§ **AIM**: Could you write out the records below exactly as they appear?

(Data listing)
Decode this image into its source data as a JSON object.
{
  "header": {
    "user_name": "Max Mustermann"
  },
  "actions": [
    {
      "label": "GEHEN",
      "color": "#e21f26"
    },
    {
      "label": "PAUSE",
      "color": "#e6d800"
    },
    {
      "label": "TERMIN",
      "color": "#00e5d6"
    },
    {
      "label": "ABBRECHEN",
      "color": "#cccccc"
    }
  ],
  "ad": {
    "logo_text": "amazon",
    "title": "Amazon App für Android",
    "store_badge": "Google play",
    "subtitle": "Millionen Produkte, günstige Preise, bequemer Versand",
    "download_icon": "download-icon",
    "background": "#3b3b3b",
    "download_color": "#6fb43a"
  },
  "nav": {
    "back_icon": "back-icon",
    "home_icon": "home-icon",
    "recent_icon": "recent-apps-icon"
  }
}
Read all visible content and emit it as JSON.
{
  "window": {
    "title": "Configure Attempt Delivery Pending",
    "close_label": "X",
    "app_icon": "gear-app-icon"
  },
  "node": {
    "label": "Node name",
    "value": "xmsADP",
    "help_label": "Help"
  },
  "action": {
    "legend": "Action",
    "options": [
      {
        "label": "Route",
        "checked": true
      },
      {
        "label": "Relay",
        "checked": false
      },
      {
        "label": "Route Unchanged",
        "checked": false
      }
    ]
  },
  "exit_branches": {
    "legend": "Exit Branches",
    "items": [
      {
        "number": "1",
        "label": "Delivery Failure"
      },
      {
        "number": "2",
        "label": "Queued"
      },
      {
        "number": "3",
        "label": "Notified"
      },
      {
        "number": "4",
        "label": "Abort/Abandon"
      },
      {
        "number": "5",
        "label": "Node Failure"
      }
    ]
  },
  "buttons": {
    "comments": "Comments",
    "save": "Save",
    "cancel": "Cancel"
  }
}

§ **REPLY**:
Decode this image into its source data as a JSON object.
{
  "header": {
    "user_name": "Max Mustermann"
  },
  "actions": [
    {
      "label": "GEHEN",
      "color": "#e21f26"
    },
    {
      "label": "PAUSE",
      "color": "#e6d800"
    },
    {
      "label": "TERMIN",
      "color": "#00e5d6"
    },
    {
      "label": "ABBRECHEN",
      "color": "#cccccc"
    }
  ],
  "ad": {
    "logo_text": "amazon",
    "title": "Amazon App für Android",
    "store_badge": "Google play",
    "subtitle": "Millionen Produkte, günstige Preise, bequemer Versand",
    "download_icon": "download-icon",
    "background": "#3b3b3b",
    "download_color": "#6fb43a"
  },
  "nav": {
    "back_icon": "back-icon",
    "home_icon": "home-icon",
    "recent_icon": "recent-apps-icon"
  }
}
Read all visible content and emit it as JSON.
{
  "window": {
    "title": "Configure Attempt Delivery Pending",
    "close_label": "X",
    "app_icon": "gear-app-icon"
  },
  "node": {
    "label": "Node name",
    "value": "xmsADP",
    "help_label": "Help"
  },
  "action": {
    "legend": "Action",
    "options": [
      {
        "label": "Route",
        "checked": true
      },
      {
        "label": "Relay",
        "checked": false
      },
      {
        "label": "Route Unchanged",
        "checked": false
      }
    ]
  },
  "exit_branches": {
    "legend": "Exit Branches",
    "items": [
      {
        "number": "1",
        "label": "Delivery Failure"
      },
      {
        "number": "2",
        "label": "Queued"
      },
      {
        "number": "3",
        "label": "Notified"
      },
      {
        "number": "4",
        "label": "Abort/Abandon"
      },
      {
        "number": "5",
        "label": "Node Failure"
      }
    ]
  },
  "buttons": {
    "comments": "Comments",
    "save": "Save",
    "cancel": "Cancel"
  }
}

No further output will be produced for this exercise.